++++ DATA PROVIDED ++++

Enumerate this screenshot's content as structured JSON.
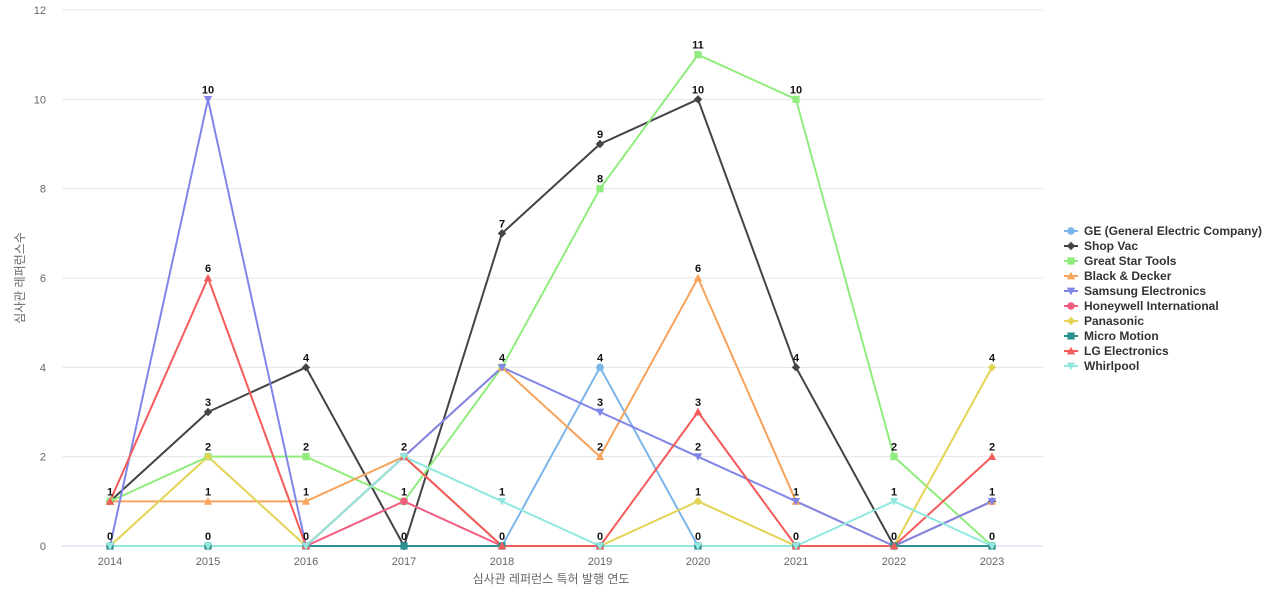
{
  "chart_data": {
    "type": "line",
    "title": "",
    "xlabel": "심사관 레퍼런스 특허 발행 연도",
    "ylabel": "심사관 레퍼런스수",
    "x": [
      "2014",
      "2015",
      "2016",
      "2017",
      "2018",
      "2019",
      "2020",
      "2021",
      "2022",
      "2023"
    ],
    "ylim": [
      0,
      12
    ],
    "yticks": [
      0,
      2,
      4,
      6,
      8,
      10,
      12
    ],
    "grid": true,
    "legend_position": "right",
    "series": [
      {
        "name": "GE (General Electric Company)",
        "color": "#7cb5ec",
        "marker": "circle",
        "values": [
          0,
          0,
          0,
          2,
          0,
          4,
          0,
          0,
          0,
          0
        ]
      },
      {
        "name": "Shop Vac",
        "color": "#434348",
        "marker": "diamond",
        "values": [
          1,
          3,
          4,
          0,
          7,
          9,
          10,
          4,
          0,
          1
        ]
      },
      {
        "name": "Great Star Tools",
        "color": "#90ed7d",
        "marker": "square",
        "values": [
          1,
          2,
          2,
          1,
          4,
          8,
          11,
          10,
          2,
          0
        ]
      },
      {
        "name": "Black & Decker",
        "color": "#f7a35c",
        "marker": "triangle",
        "values": [
          1,
          1,
          1,
          2,
          4,
          2,
          6,
          1,
          0,
          1
        ]
      },
      {
        "name": "Samsung Electronics",
        "color": "#8085e9",
        "marker": "triangle-down",
        "values": [
          0,
          10,
          0,
          2,
          4,
          3,
          2,
          1,
          0,
          1
        ]
      },
      {
        "name": "Honeywell International",
        "color": "#f15c80",
        "marker": "circle",
        "values": [
          0,
          0,
          0,
          1,
          0,
          0,
          0,
          0,
          0,
          0
        ]
      },
      {
        "name": "Panasonic",
        "color": "#e4d354",
        "marker": "diamond",
        "values": [
          0,
          2,
          0,
          2,
          0,
          0,
          1,
          0,
          0,
          4
        ]
      },
      {
        "name": "Micro Motion",
        "color": "#2b908f",
        "marker": "square",
        "values": [
          0,
          0,
          0,
          0,
          0,
          0,
          0,
          0,
          0,
          0
        ]
      },
      {
        "name": "LG Electronics",
        "color": "#f45b5b",
        "marker": "triangle",
        "values": [
          1,
          6,
          0,
          2,
          0,
          0,
          3,
          0,
          0,
          2
        ]
      },
      {
        "name": "Whirlpool",
        "color": "#91e8e1",
        "marker": "triangle-down",
        "values": [
          0,
          0,
          0,
          2,
          1,
          0,
          0,
          0,
          1,
          0
        ]
      }
    ],
    "data_labels": [
      {
        "x": "2014",
        "value": 1
      },
      {
        "x": "2014",
        "value": 0
      },
      {
        "x": "2015",
        "value": 10
      },
      {
        "x": "2015",
        "value": 6
      },
      {
        "x": "2015",
        "value": 3
      },
      {
        "x": "2015",
        "value": 2
      },
      {
        "x": "2015",
        "value": 1
      },
      {
        "x": "2015",
        "value": 0
      },
      {
        "x": "2016",
        "value": 4
      },
      {
        "x": "2016",
        "value": 2
      },
      {
        "x": "2016",
        "value": 1
      },
      {
        "x": "2016",
        "value": 0
      },
      {
        "x": "2017",
        "value": 2
      },
      {
        "x": "2017",
        "value": 1
      },
      {
        "x": "2017",
        "value": 0
      },
      {
        "x": "2018",
        "value": 7
      },
      {
        "x": "2018",
        "value": 4
      },
      {
        "x": "2018",
        "value": 1
      },
      {
        "x": "2018",
        "value": 0
      },
      {
        "x": "2019",
        "value": 9
      },
      {
        "x": "2019",
        "value": 8
      },
      {
        "x": "2019",
        "value": 4
      },
      {
        "x": "2019",
        "value": 3
      },
      {
        "x": "2019",
        "value": 2
      },
      {
        "x": "2019",
        "value": 0
      },
      {
        "x": "2020",
        "value": 11
      },
      {
        "x": "2020",
        "value": 10
      },
      {
        "x": "2020",
        "value": 6
      },
      {
        "x": "2020",
        "value": 3
      },
      {
        "x": "2020",
        "value": 2
      },
      {
        "x": "2020",
        "value": 1
      },
      {
        "x": "2020",
        "value": 0
      },
      {
        "x": "2021",
        "value": 10
      },
      {
        "x": "2021",
        "value": 4
      },
      {
        "x": "2021",
        "value": 1
      },
      {
        "x": "2021",
        "value": 0
      },
      {
        "x": "2022",
        "value": 2
      },
      {
        "x": "2022",
        "value": 1
      },
      {
        "x": "2022",
        "value": 0
      },
      {
        "x": "2023",
        "value": 4
      },
      {
        "x": "2023",
        "value": 2
      },
      {
        "x": "2023",
        "value": 1
      },
      {
        "x": "2023",
        "value": 0
      }
    ]
  }
}
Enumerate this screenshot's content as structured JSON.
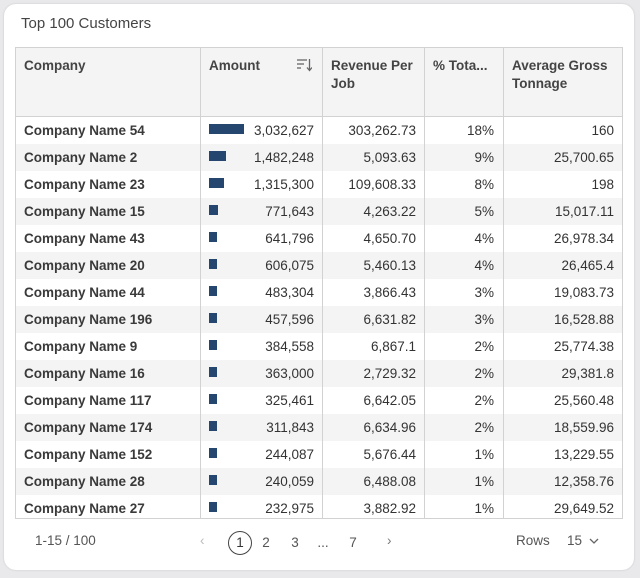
{
  "widget": {
    "title": "Top 100 Customers"
  },
  "columns": {
    "company": "Company",
    "amount": "Amount",
    "revenue_per_job": "Revenue Per Job",
    "pct_total": "% Tota...",
    "avg_gross_tonnage": "Average Gross Tonnage"
  },
  "colors": {
    "bar": "#24466f"
  },
  "rows": [
    {
      "company": "Company Name 54",
      "amount": "3,032,627",
      "amount_value": 3032627,
      "revenue": "303,262.73",
      "pct": "18%",
      "avg": "160"
    },
    {
      "company": "Company Name 2",
      "amount": "1,482,248",
      "amount_value": 1482248,
      "revenue": "5,093.63",
      "pct": "9%",
      "avg": "25,700.65"
    },
    {
      "company": "Company Name 23",
      "amount": "1,315,300",
      "amount_value": 1315300,
      "revenue": "109,608.33",
      "pct": "8%",
      "avg": "198"
    },
    {
      "company": "Company Name 15",
      "amount": "771,643",
      "amount_value": 771643,
      "revenue": "4,263.22",
      "pct": "5%",
      "avg": "15,017.11"
    },
    {
      "company": "Company Name 43",
      "amount": "641,796",
      "amount_value": 641796,
      "revenue": "4,650.70",
      "pct": "4%",
      "avg": "26,978.34"
    },
    {
      "company": "Company Name 20",
      "amount": "606,075",
      "amount_value": 606075,
      "revenue": "5,460.13",
      "pct": "4%",
      "avg": "26,465.4"
    },
    {
      "company": "Company Name 44",
      "amount": "483,304",
      "amount_value": 483304,
      "revenue": "3,866.43",
      "pct": "3%",
      "avg": "19,083.73"
    },
    {
      "company": "Company Name 196",
      "amount": "457,596",
      "amount_value": 457596,
      "revenue": "6,631.82",
      "pct": "3%",
      "avg": "16,528.88"
    },
    {
      "company": "Company Name 9",
      "amount": "384,558",
      "amount_value": 384558,
      "revenue": "6,867.1",
      "pct": "2%",
      "avg": "25,774.38"
    },
    {
      "company": "Company Name 16",
      "amount": "363,000",
      "amount_value": 363000,
      "revenue": "2,729.32",
      "pct": "2%",
      "avg": "29,381.8"
    },
    {
      "company": "Company Name 117",
      "amount": "325,461",
      "amount_value": 325461,
      "revenue": "6,642.05",
      "pct": "2%",
      "avg": "25,560.48"
    },
    {
      "company": "Company Name 174",
      "amount": "311,843",
      "amount_value": 311843,
      "revenue": "6,634.96",
      "pct": "2%",
      "avg": "18,559.96"
    },
    {
      "company": "Company Name 152",
      "amount": "244,087",
      "amount_value": 244087,
      "revenue": "5,676.44",
      "pct": "1%",
      "avg": "13,229.55"
    },
    {
      "company": "Company Name 28",
      "amount": "240,059",
      "amount_value": 240059,
      "revenue": "6,488.08",
      "pct": "1%",
      "avg": "12,358.76"
    },
    {
      "company": "Company Name 27",
      "amount": "232,975",
      "amount_value": 232975,
      "revenue": "3,882.92",
      "pct": "1%",
      "avg": "29,649.52"
    }
  ],
  "pager": {
    "range": "1-15 / 100",
    "pages": [
      "1",
      "2",
      "3",
      "...",
      "7"
    ],
    "current_page": "1",
    "rows_label": "Rows",
    "rows_value": "15"
  }
}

++++

STATED PROBLEM: List the lines of the records where "Electronics" occurs.

ANSWER TO THE TASK:
        "name": "Samsung Electronics",
        "name": "LG Electronics",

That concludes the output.